_Sezione di testo:_
╭──
Il TAS si esprime sulla finale di Champions africana: non si rigioca, ma a chi va la coppa…non si sa!

Il TAS si esprime sulla finale di Champions africana: non si rigioca, ma a chi va la coppa…non si sa!

La finale di Champions africana è finita sulla scrivania del TAS, ma il giudizio del tribunale ha solamente stabilito che la finale non si dovrà rigiocare. E quindi, alla fine, la coppa a chi va? Questo ancora non si sa, visto che il TAS non doveva sentenziare al riguardo.

di Redazione Il Posticipo

Dalla moviola in campo alle carte bollate al…mistero. La finale di Champions africana è finita sulla scrivania del TAS, ma anche il giudizio del tribunale arbitrale dello sport non è che sia servito a molto. Se non, come riporta Mundo Deportivo, a stabilire che la finale non si dovrà rigiocare. E dunque la finalissima continentale per club continua a far parlare, perchè dal momento in cui si è scesi in campo, non c’è stata che una confusione assurda attorno all’assegnazione del trofeo.

COSA È SUCCESSO? – Tutto nasce dalla finale di ritorno tra Esperance Tunisi e Wydad Casablanca, partita (non) finita 1-0 e degenerata nel caos. La gara è stata interrotta perché i giocatori della squadra marocchina si sono rifiutati di continuare a giocare, dopo che l’arbitro è andato rivedere al VAR un gol annullato al 60′ sul punteggio parziale di 1-0 (dopo l’1-1 dell’andata). La strumentazione, però, era difettosa: e mentre i giudici di gara cercavano una soluzione, ci ha pensato la squadra marocchina ad uscire dell’impasse, ben pensando di abbandonare il campo. Risultato? Gara sospesa per un’ora e mezza. Quindi, fra la contestazione generale, Esperance Campione d’Africa per ritiro degli avversari.
╰──
_Consegna A:_ Riporta senza modifiche il passo dell'articolo sulla finale di Champions africana, partendo da "di Redazione Il" e arrivando a "all’assegnazione del trofeo.".
_Consegna B:_ Nell'articolo sulla finale di Champions africana, per quanto tempo è rimasta sospesa la gara di ritorno?
_Consegna C:_ Riprendi la scrittura dell'articolo sulla finale di Champions africana, continuando dopo l'ultima frase riportata.

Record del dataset
╭──
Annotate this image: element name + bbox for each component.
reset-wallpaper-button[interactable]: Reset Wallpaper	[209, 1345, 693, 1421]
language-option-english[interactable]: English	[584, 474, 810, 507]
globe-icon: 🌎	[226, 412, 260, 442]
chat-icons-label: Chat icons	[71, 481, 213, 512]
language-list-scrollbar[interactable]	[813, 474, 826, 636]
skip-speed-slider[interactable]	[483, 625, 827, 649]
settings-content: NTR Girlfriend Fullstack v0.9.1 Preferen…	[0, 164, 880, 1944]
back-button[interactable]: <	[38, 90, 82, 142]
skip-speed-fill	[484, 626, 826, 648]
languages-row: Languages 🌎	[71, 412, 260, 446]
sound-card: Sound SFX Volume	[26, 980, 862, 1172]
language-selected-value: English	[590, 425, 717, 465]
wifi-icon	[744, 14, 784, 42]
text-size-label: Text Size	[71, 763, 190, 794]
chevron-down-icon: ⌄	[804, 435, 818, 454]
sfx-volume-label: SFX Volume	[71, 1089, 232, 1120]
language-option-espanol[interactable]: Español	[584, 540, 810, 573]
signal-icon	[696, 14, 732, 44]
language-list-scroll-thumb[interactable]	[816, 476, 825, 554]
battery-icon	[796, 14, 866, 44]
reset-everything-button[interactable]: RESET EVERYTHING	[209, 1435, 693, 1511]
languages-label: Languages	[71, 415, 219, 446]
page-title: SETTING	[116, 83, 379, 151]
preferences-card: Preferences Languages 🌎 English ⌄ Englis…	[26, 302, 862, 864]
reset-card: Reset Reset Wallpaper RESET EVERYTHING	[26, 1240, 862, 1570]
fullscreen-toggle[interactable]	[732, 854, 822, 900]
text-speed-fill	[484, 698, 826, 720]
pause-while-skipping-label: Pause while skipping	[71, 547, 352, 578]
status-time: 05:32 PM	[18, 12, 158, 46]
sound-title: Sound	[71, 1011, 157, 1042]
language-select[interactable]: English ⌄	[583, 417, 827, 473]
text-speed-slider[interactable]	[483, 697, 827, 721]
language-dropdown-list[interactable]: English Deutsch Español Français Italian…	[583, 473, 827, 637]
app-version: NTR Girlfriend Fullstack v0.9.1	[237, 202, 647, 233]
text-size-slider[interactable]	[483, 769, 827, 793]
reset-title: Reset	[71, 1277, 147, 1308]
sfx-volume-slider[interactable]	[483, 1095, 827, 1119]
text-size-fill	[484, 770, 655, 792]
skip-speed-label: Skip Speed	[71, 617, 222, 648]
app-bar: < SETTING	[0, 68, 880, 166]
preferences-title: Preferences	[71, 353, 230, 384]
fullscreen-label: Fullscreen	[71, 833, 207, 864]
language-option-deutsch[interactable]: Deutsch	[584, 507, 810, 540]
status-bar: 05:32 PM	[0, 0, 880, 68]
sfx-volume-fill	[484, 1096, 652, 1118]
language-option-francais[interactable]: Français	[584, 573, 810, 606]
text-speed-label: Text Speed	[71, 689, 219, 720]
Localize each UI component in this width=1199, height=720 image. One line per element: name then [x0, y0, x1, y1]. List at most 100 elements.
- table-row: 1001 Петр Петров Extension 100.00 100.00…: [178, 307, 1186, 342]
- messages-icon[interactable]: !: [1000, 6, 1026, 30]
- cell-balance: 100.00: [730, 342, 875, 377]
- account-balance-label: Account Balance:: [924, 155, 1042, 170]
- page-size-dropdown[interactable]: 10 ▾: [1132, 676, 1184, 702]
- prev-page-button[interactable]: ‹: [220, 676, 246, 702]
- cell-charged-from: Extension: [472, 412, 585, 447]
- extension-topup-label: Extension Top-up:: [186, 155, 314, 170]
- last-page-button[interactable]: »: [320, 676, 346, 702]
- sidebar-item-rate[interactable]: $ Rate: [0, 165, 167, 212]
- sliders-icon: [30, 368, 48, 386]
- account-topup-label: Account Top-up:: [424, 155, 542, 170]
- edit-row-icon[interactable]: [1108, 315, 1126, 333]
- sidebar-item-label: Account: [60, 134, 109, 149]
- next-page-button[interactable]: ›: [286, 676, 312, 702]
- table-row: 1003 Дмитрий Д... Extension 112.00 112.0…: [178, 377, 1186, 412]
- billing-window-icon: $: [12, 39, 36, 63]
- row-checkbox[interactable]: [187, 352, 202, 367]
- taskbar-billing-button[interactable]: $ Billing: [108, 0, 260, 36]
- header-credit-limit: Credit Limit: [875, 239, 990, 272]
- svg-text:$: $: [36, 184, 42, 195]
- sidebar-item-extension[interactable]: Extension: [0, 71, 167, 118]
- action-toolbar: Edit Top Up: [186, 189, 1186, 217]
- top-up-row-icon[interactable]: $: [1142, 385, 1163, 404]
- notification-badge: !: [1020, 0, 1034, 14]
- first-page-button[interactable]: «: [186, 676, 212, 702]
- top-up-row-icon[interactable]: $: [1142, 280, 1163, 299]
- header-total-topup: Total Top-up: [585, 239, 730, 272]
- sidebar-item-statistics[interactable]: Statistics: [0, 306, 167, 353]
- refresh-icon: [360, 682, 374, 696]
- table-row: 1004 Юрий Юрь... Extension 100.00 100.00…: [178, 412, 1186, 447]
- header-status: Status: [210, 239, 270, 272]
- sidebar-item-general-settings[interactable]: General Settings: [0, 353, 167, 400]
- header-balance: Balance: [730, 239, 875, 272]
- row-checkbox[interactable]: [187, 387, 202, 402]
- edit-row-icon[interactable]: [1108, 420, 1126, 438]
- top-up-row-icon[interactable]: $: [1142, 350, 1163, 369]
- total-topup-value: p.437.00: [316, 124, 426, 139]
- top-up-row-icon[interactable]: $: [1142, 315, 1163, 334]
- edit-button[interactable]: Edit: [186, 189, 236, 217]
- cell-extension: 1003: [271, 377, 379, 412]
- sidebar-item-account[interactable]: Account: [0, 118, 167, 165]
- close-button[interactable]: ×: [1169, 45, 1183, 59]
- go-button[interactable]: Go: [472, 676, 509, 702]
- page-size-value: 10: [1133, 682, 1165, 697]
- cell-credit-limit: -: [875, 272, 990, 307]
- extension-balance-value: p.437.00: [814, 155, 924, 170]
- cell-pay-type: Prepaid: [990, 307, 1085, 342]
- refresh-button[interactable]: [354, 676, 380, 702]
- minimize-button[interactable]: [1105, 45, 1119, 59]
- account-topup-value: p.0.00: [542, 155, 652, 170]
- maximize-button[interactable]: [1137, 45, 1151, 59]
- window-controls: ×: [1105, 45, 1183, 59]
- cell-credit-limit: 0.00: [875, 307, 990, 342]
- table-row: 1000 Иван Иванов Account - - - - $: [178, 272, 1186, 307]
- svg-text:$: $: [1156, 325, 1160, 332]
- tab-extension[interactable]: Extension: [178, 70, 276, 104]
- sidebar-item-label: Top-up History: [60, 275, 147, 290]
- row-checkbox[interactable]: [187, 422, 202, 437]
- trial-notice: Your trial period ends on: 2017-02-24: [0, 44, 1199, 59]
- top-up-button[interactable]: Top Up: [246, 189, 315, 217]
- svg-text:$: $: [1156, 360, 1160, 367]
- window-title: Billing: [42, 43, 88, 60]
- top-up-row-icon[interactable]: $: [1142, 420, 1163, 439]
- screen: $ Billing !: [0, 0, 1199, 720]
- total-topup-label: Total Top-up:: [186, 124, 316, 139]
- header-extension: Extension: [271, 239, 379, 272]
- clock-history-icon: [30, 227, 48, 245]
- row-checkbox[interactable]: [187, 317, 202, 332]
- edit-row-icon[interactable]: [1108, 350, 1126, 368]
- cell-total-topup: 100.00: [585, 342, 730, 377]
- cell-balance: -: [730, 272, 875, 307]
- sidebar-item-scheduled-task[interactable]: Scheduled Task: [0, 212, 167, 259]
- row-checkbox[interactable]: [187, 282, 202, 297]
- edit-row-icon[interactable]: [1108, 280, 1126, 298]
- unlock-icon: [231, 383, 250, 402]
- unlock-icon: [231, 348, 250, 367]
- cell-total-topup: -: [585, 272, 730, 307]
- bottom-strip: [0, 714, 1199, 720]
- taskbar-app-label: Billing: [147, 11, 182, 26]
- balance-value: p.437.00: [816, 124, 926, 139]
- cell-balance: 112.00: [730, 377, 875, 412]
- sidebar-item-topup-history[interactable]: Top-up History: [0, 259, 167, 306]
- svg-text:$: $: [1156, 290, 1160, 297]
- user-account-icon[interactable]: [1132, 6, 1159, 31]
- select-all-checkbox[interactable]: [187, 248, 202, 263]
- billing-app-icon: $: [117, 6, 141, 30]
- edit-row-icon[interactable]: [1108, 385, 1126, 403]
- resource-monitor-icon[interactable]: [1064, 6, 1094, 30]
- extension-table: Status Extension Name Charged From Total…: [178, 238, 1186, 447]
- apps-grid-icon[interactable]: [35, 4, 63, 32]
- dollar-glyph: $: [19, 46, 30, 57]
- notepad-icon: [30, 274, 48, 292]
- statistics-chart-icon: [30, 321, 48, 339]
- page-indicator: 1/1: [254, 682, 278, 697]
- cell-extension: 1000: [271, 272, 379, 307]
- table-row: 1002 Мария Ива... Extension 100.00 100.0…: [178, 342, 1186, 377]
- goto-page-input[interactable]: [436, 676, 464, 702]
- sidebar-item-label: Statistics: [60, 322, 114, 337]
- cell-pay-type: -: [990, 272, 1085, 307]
╰──
_Risultato A:_
di Redazione Il Posticipo

Dalla moviola in campo alle carte bollate al…mistero. La finale di Champions africana è finita sulla scrivania del TAS, ma anche il giudizio del tribunale arbitrale dello sport non è che sia servito a molto. Se non, come riporta Mundo Deportivo, a stabilire che la finale non si dovrà rigiocare. E dunque la finalissima continentale per club continua a far parlare, perchè dal momento in cui si è scesi in campo, non c’è stata che una confusione assurda attorno all’assegnazione del trofeo.

_Risultato B:_ Per un'ora e mezza.

_Risultato C:_
CANTONATA – Ma poi, a inizio giugno, la CAF ha deciso di rigiocare la partita, peraltro in campo neutro, il che avrebbe impedito ai tunisini di sfruttare il fattore casa. Una scelta che ha portato al ricorso al TAS dell’Esperance, che così avrebbe dovuto di nuovo mettere in palio il torneo. Il TAS al riguardo si però è espresso, sostenendo che la Federazione Africana non abbia le competenze per far rigiocare il match. Quindi, la partita di Tunisi resta quella da valutare. Ma alla fine, la coppa a chi va? Questo ancora non si sa, visto che il TAS non doveva sentenziare al riguardo. E quindi, si ritorna da capo. La CAF sperava che, rigiocando la partita, ci sarebbero state meno polemiche e che tutti avrebbero accettato il risultato del campo. E invece, adesso bisognerà decidere a tavolino a chi assegnare il trofeo.